### Exercise
Print the entries verbatim, leaving out the images they contain.

### Supplied data
----------------------------------------

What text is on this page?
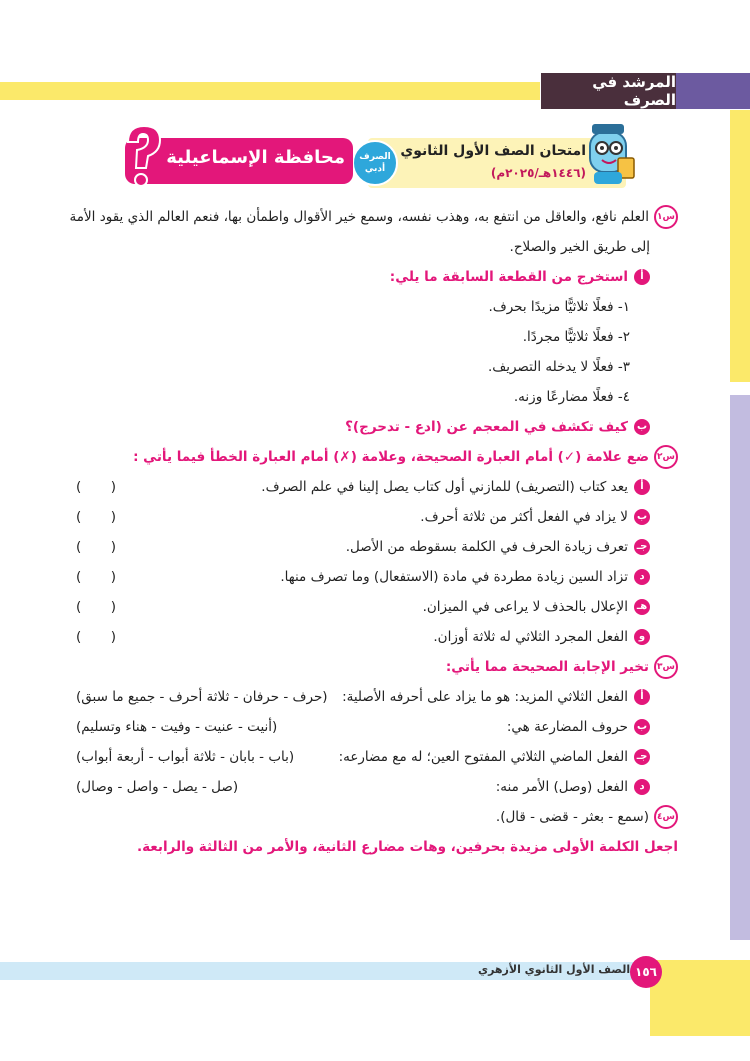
المرشد في الصرف
امتحان الصف الأول الثانوي
(١٤٤٦هـ/٢٠٢٥م)
الصرف
أدبي
محافظة الإسماعيلية
س١العلم نافع، والعاقل من انتفع به، وهذب نفسه، وسمع خير الأقوال واطمأن بها، فنعم العالم الذي يقود الأمة
إلى طريق الخير والصلاح.
أاستخرج من القطعة السابقة ما يلي:
١- فعلًا ثلاثيًّا مزيدًا بحرف.
٢- فعلًا ثلاثيًّا مجردًا.
٣- فعلًا لا يدخله التصريف.
٤- فعلًا مضارعًا وزنه.
بكيف تكشف في المعجم عن (ادع - تدحرج)؟
س٢ضع علامة (✓) أمام العبارة الصحيحة، وعلامة (✗) أمام العبارة الخطأ فيما يأتي :
أيعد كتاب (التصريف) للمازني أول كتاب يصل إلينا في علم الصرف.
( )
بلا يزاد في الفعل أكثر من ثلاثة أحرف.
( )
جـتعرف زيادة الحرف في الكلمة بسقوطه من الأصل.
( )
دتزاد السين زيادة مطردة في مادة (الاستفعال) وما تصرف منها.
( )
هـالإعلال بالحذف لا يراعى في الميزان.
( )
والفعل المجرد الثلاثي له ثلاثة أوزان.
( )
س٣تخير الإجابة الصحيحة مما يأتي:
أالفعل الثلاثي المزيد: هو ما يزاد على أحرفه الأصلية:
(حرف - حرفان - ثلاثة أحرف - جميع ما سبق)
بحروف المضارعة هي:
(أنيت - عنيت - وفيت - هناء وتسليم)
جـالفعل الماضي الثلاثي المفتوح العين؛ له مع مضارعه:
(باب - بابان - ثلاثة أبواب - أربعة أبواب)
دالفعل (وصل) الأمر منه:
(صل - يصل - واصل - وصال)
س٤(سمع - بعثر - قضى - قال).
اجعل الكلمة الأولى مزيدة بحرفين، وهات مضارع الثانية، والأمر من الثالثة والرابعة.
١٥٦
الصف الأول الثانوي الأزهري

----------------------------------------

### Completed exercise
What text is on this page?
المرشد في الصرف
امتحان الصف الأول الثانوي
(١٤٤٦هـ/٢٠٢٥م)
الصرف
أدبي
محافظة الإسماعيلية
س١العلم نافع، والعاقل من انتفع به، وهذب نفسه، وسمع خير الأقوال واطمأن بها، فنعم العالم الذي يقود الأمة
إلى طريق الخير والصلاح.
أاستخرج من القطعة السابقة ما يلي:
١- فعلًا ثلاثيًّا مزيدًا بحرف.
٢- فعلًا ثلاثيًّا مجردًا.
٣- فعلًا لا يدخله التصريف.
٤- فعلًا مضارعًا وزنه.
بكيف تكشف في المعجم عن (ادع - تدحرج)؟
س٢ضع علامة (✓) أمام العبارة الصحيحة، وعلامة (✗) أمام العبارة الخطأ فيما يأتي :
أيعد كتاب (التصريف) للمازني أول كتاب يصل إلينا في علم الصرف.
( )
بلا يزاد في الفعل أكثر من ثلاثة أحرف.
( )
جـتعرف زيادة الحرف في الكلمة بسقوطه من الأصل.
( )
دتزاد السين زيادة مطردة في مادة (الاستفعال) وما تصرف منها.
( )
هـالإعلال بالحذف لا يراعى في الميزان.
( )
والفعل المجرد الثلاثي له ثلاثة أوزان.
( )
س٣تخير الإجابة الصحيحة مما يأتي:
أالفعل الثلاثي المزيد: هو ما يزاد على أحرفه الأصلية:
(حرف - حرفان - ثلاثة أحرف - جميع ما سبق)
بحروف المضارعة هي:
(أنيت - عنيت - وفيت - هناء وتسليم)
جـالفعل الماضي الثلاثي المفتوح العين؛ له مع مضارعه:
(باب - بابان - ثلاثة أبواب - أربعة أبواب)
دالفعل (وصل) الأمر منه:
(صل - يصل - واصل - وصال)
س٤(سمع - بعثر - قضى - قال).
اجعل الكلمة الأولى مزيدة بحرفين، وهات مضارع الثانية، والأمر من الثالثة والرابعة.
١٥٦
الصف الأول الثانوي الأزهري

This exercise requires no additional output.